Problem to solve —
Reproduce each line of the material precisely.

Materials provided —
..........
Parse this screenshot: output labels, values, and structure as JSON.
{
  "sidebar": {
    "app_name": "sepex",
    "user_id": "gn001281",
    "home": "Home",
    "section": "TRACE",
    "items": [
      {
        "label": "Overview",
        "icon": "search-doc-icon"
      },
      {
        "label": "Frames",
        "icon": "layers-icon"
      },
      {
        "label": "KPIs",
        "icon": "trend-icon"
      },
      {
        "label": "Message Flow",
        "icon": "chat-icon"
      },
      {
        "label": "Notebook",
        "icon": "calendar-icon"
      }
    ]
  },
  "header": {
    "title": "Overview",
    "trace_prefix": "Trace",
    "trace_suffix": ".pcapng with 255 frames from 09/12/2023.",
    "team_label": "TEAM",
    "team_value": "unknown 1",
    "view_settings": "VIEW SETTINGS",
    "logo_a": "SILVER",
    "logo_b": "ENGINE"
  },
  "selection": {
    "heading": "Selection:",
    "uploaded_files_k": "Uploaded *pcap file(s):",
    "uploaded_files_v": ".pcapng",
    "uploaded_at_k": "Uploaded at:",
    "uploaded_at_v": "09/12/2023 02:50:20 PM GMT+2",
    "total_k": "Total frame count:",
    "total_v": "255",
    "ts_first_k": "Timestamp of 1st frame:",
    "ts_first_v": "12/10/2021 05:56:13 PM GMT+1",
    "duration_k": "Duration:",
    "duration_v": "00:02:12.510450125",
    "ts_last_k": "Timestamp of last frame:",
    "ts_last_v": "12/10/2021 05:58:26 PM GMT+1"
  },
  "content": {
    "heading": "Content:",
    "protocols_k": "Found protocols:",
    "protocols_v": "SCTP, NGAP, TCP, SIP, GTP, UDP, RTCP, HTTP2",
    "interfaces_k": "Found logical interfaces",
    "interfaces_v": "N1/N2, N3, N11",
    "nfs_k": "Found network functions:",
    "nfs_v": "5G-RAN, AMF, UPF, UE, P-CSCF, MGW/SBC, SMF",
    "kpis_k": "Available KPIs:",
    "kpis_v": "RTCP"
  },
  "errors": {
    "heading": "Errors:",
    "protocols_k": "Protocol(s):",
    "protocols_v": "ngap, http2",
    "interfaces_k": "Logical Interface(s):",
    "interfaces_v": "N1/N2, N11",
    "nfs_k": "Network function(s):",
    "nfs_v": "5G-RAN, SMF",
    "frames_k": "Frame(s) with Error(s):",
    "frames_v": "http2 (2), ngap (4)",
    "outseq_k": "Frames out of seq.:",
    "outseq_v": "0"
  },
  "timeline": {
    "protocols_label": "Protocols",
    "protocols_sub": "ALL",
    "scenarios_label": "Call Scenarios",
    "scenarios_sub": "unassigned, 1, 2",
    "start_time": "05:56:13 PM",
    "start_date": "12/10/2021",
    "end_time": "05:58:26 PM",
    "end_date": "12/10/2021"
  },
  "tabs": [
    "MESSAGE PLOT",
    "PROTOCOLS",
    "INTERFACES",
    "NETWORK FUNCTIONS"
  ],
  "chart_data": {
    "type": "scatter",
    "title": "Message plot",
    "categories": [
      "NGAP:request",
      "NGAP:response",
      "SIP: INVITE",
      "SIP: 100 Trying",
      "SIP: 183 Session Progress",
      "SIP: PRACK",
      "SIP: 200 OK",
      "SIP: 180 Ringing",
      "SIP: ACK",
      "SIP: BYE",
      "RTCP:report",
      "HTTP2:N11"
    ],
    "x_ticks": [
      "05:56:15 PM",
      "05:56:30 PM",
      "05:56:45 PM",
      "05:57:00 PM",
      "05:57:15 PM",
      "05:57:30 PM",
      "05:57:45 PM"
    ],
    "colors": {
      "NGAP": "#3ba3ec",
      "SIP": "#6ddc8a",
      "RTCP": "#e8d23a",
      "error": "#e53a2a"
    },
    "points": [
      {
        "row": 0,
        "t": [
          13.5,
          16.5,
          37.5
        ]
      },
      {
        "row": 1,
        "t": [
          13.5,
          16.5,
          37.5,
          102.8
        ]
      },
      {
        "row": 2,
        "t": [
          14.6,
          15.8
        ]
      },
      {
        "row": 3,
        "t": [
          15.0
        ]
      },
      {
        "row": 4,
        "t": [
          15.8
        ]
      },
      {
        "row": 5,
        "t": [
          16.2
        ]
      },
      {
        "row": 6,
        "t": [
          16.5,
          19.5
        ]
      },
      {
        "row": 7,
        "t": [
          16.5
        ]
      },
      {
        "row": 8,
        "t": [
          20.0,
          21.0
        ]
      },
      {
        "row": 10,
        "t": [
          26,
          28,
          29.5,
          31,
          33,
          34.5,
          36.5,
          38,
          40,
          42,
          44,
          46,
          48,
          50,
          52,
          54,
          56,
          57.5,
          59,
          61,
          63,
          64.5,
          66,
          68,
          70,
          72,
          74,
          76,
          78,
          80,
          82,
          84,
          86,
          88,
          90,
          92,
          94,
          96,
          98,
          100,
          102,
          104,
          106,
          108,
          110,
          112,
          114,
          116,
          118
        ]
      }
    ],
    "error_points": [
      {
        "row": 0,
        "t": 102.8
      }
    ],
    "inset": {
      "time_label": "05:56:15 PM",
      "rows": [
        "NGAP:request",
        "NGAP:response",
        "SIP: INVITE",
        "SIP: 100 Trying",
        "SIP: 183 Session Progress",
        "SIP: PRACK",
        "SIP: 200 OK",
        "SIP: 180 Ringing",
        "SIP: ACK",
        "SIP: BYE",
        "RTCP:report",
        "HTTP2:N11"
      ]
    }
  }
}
..........
The result —
Parse this screenshot: output labels, values, and structure as JSON.
{
  "sidebar": {
    "app_name": "sepex",
    "user_id": "gn001281",
    "home": "Home",
    "section": "TRACE",
    "items": [
      {
        "label": "Overview",
        "icon": "search-doc-icon"
      },
      {
        "label": "Frames",
        "icon": "layers-icon"
      },
      {
        "label": "KPIs",
        "icon": "trend-icon"
      },
      {
        "label": "Message Flow",
        "icon": "chat-icon"
      },
      {
        "label": "Notebook",
        "icon": "calendar-icon"
      }
    ]
  },
  "header": {
    "title": "Overview",
    "trace_prefix": "Trace",
    "trace_suffix": ".pcapng with 255 frames from 09/12/2023.",
    "team_label": "TEAM",
    "team_value": "unknown 1",
    "view_settings": "VIEW SETTINGS",
    "logo_a": "SILVER",
    "logo_b": "ENGINE"
  },
  "selection": {
    "heading": "Selection:",
    "uploaded_files_k": "Uploaded *pcap file(s):",
    "uploaded_files_v": ".pcapng",
    "uploaded_at_k": "Uploaded at:",
    "uploaded_at_v": "09/12/2023 02:50:20 PM GMT+2",
    "total_k": "Total frame count:",
    "total_v": "255",
    "ts_first_k": "Timestamp of 1st frame:",
    "ts_first_v": "12/10/2021 05:56:13 PM GMT+1",
    "duration_k": "Duration:",
    "duration_v": "00:02:12.510450125",
    "ts_last_k": "Timestamp of last frame:",
    "ts_last_v": "12/10/2021 05:58:26 PM GMT+1"
  },
  "content": {
    "heading": "Content:",
    "protocols_k": "Found protocols:",
    "protocols_v": "SCTP, NGAP, TCP, SIP, GTP, UDP, RTCP, HTTP2",
    "interfaces_k": "Found logical interfaces",
    "interfaces_v": "N1/N2, N3, N11",
    "nfs_k": "Found network functions:",
    "nfs_v": "5G-RAN, AMF, UPF, UE, P-CSCF, MGW/SBC, SMF",
    "kpis_k": "Available KPIs:",
    "kpis_v": "RTCP"
  },
  "errors": {
    "heading": "Errors:",
    "protocols_k": "Protocol(s):",
    "protocols_v": "ngap, http2",
    "interfaces_k": "Logical Interface(s):",
    "interfaces_v": "N1/N2, N11",
    "nfs_k": "Network function(s):",
    "nfs_v": "5G-RAN, SMF",
    "frames_k": "Frame(s) with Error(s):",
    "frames_v": "http2 (2), ngap (4)",
    "outseq_k": "Frames out of seq.:",
    "outseq_v": "0"
  },
  "timeline": {
    "protocols_label": "Protocols",
    "protocols_sub": "ALL",
    "scenarios_label": "Call Scenarios",
    "scenarios_sub": "unassigned, 1, 2",
    "start_time": "05:56:13 PM",
    "start_date": "12/10/2021",
    "end_time": "05:58:26 PM",
    "end_date": "12/10/2021"
  },
  "tabs": [
    "MESSAGE PLOT",
    "PROTOCOLS",
    "INTERFACES",
    "NETWORK FUNCTIONS"
  ],
  "chart_data": {
    "type": "scatter",
    "title": "Message plot",
    "categories": [
      "NGAP:request",
      "NGAP:response",
      "SIP: INVITE",
      "SIP: 100 Trying",
      "SIP: 183 Session Progress",
      "SIP: PRACK",
      "SIP: 200 OK",
      "SIP: 180 Ringing",
      "SIP: ACK",
      "SIP: BYE",
      "RTCP:report",
      "HTTP2:N11"
    ],
    "x_ticks": [
      "05:56:15 PM",
      "05:56:30 PM",
      "05:56:45 PM",
      "05:57:00 PM",
      "05:57:15 PM",
      "05:57:30 PM",
      "05:57:45 PM"
    ],
    "colors": {
      "NGAP": "#3ba3ec",
      "SIP": "#6ddc8a",
      "RTCP": "#e8d23a",
      "error": "#e53a2a"
    },
    "points": [
      {
        "row": 0,
        "t": [
          13.5,
          16.5,
          37.5
        ]
      },
      {
        "row": 1,
        "t": [
          13.5,
          16.5,
          37.5,
          102.8
        ]
      },
      {
        "row": 2,
        "t": [
          14.6,
          15.8
        ]
      },
      {
        "row": 3,
        "t": [
          15.0
        ]
      },
      {
        "row": 4,
        "t": [
          15.8
        ]
      },
      {
        "row": 5,
        "t": [
          16.2
        ]
      },
      {
        "row": 6,
        "t": [
          16.5,
          19.5
        ]
      },
      {
        "row": 7,
        "t": [
          16.5
        ]
      },
      {
        "row": 8,
        "t": [
          20.0,
          21.0
        ]
      },
      {
        "row": 10,
        "t": [
          26,
          28,
          29.5,
          31,
          33,
          34.5,
          36.5,
          38,
          40,
          42,
          44,
          46,
          48,
          50,
          52,
          54,
          56,
          57.5,
          59,
          61,
          63,
          64.5,
          66,
          68,
          70,
          72,
          74,
          76,
          78,
          80,
          82,
          84,
          86,
          88,
          90,
          92,
          94,
          96,
          98,
          100,
          102,
          104,
          106,
          108,
          110,
          112,
          114,
          116,
          118
        ]
      }
    ],
    "error_points": [
      {
        "row": 0,
        "t": 102.8
      }
    ],
    "inset": {
      "time_label": "05:56:15 PM",
      "rows": [
        "NGAP:request",
        "NGAP:response",
        "SIP: INVITE",
        "SIP: 100 Trying",
        "SIP: 183 Session Progress",
        "SIP: PRACK",
        "SIP: 200 OK",
        "SIP: 180 Ringing",
        "SIP: ACK",
        "SIP: BYE",
        "RTCP:report",
        "HTTP2:N11"
      ]
    }
  }
}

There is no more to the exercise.